▶ _Brief_
Extract each record and reproduce it exactly.

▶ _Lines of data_

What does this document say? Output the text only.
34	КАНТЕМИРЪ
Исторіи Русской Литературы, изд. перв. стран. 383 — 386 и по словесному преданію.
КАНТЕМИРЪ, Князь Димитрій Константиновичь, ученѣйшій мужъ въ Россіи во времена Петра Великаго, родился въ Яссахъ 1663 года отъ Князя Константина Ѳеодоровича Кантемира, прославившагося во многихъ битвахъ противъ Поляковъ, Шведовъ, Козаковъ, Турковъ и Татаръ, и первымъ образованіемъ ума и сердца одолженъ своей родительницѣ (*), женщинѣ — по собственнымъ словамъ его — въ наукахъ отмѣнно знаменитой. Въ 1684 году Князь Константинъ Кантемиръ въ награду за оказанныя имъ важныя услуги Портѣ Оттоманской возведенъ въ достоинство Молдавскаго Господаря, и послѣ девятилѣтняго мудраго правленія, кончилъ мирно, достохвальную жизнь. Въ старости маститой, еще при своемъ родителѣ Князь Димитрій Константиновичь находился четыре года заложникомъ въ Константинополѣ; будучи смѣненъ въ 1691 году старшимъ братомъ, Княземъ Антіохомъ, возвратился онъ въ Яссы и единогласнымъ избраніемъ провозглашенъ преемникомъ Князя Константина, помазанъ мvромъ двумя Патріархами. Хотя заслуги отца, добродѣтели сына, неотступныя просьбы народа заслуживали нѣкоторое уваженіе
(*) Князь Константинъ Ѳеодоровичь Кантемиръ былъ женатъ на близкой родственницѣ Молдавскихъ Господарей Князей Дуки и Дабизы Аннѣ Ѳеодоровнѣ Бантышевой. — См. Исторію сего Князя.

▶ _Correct output_
What does this document say? Output the text only.
34	КАНТЕМИРЪ
Исторіи Русской Литературы, изд. перв. стран. 383 — 386 и по словесному преданію.
КАНТЕМИРЪ, Князь Димитрій Константиновичь, ученѣйшій мужъ въ Россіи во времена Петра Великаго, родился въ Яссахъ 1663 года отъ Князя Константина Ѳеодоровича Кантемира, прославившагося во многихъ битвахъ противъ Поляковъ, Шведовъ, Козаковъ, Турковъ и Татаръ, и первымъ образованіемъ ума и сердца одолженъ своей родительницѣ (*), женщинѣ — по собственнымъ словамъ его — въ наукахъ отмѣнно знаменитой. Въ 1684 году Князь Константинъ Кантемиръ въ награду за оказанныя имъ важныя услуги Портѣ Оттоманской возведенъ въ достоинство Молдавскаго Господаря, и послѣ девятилѣтняго мудраго правленія, кончилъ мирно, достохвальную жизнь. Въ старости маститой, еще при своемъ родителѣ Князь Димитрій Константиновичь находился четыре года заложникомъ въ Константинополѣ; будучи смѣненъ въ 1691 году старшимъ братомъ, Княземъ Антіохомъ, возвратился онъ въ Яссы и единогласнымъ избраніемъ провозглашенъ преемникомъ Князя Константина, помазанъ мvромъ двумя Патріархами. Хотя заслуги отца, добродѣтели сына, неотступныя просьбы народа заслуживали нѣкоторое уваженіе
(*) Князь Константинъ Ѳеодоровичь Кантемиръ былъ женатъ на близкой родственницѣ Молдавскихъ Господарей Князей Дуки и Дабизы Аннѣ Ѳеодоровнѣ Бантышевой. — См. Исторію сего Князя.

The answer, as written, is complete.